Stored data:
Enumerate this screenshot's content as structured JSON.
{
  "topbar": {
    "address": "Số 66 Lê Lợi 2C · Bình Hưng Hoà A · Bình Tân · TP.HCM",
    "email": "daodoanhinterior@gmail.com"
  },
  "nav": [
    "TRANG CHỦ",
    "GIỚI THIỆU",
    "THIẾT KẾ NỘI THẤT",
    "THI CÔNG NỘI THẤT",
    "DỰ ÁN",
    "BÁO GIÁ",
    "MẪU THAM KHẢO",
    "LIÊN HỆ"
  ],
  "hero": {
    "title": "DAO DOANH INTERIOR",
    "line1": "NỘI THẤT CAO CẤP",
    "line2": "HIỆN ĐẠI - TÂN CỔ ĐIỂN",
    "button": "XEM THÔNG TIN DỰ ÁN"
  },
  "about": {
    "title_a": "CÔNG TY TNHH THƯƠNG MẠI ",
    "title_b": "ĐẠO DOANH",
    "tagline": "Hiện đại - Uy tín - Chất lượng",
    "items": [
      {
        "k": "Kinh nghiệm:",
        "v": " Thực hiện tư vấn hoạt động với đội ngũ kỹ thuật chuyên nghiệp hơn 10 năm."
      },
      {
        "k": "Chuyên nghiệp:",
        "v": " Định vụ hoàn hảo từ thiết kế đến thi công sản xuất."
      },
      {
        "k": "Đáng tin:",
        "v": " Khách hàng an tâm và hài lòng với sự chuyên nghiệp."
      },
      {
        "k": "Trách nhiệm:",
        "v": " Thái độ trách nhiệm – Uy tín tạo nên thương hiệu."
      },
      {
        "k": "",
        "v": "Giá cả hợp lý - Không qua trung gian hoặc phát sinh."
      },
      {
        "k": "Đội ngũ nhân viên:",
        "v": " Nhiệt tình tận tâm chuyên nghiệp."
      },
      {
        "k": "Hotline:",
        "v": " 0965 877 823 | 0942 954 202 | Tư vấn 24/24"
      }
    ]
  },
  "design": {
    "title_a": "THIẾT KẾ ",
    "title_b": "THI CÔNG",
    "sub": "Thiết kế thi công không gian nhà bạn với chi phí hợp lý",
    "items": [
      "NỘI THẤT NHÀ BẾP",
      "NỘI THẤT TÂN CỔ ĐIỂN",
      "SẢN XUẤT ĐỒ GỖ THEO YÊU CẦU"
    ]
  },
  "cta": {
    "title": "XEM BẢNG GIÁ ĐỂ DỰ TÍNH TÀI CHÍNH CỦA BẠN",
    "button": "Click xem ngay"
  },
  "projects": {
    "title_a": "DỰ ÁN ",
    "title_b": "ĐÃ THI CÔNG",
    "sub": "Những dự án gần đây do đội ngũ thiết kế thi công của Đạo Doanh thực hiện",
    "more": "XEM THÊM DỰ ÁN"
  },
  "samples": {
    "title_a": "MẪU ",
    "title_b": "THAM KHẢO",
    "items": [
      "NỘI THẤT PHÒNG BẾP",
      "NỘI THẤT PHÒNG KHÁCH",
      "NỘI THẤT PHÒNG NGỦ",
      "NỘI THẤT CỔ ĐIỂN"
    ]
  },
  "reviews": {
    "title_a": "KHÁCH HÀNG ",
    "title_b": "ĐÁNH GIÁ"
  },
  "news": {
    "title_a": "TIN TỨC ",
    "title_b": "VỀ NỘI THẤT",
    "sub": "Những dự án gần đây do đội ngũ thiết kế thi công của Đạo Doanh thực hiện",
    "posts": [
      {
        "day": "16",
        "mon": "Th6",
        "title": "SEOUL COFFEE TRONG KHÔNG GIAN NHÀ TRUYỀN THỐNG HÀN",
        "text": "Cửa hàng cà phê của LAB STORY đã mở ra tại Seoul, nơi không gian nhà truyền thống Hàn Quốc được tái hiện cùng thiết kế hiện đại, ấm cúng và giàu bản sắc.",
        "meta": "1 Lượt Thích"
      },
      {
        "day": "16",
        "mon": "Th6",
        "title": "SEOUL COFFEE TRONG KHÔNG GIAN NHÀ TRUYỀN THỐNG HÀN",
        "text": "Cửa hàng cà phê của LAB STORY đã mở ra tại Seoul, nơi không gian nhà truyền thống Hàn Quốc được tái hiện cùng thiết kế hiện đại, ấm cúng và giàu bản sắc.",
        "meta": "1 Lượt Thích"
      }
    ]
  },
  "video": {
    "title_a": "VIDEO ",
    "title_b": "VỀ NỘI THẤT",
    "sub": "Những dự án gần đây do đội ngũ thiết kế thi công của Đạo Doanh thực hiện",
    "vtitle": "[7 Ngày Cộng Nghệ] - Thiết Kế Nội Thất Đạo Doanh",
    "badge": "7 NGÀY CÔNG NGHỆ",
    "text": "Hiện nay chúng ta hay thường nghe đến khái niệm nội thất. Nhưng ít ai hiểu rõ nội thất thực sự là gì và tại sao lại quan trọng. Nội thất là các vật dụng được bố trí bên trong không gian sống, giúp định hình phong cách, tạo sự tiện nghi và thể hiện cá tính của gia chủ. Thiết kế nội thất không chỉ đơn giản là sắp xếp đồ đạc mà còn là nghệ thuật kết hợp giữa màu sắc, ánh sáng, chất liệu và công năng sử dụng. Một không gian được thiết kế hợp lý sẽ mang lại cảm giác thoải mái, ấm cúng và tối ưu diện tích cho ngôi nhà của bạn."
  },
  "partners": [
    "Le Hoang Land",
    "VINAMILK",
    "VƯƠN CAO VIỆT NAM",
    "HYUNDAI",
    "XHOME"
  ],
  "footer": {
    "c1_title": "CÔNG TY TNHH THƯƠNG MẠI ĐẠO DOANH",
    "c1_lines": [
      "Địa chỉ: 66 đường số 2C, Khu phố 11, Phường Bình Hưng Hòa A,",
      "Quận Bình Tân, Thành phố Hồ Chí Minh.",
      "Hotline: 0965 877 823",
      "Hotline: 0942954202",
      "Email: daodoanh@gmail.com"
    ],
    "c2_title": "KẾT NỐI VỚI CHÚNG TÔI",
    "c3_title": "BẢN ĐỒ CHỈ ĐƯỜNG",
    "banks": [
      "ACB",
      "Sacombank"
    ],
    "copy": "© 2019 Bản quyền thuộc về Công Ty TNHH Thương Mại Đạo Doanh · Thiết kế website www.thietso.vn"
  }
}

What the task asks:
Looking at the records above, count the lines where the word "TNHH" appears. State only the number.

Output:
3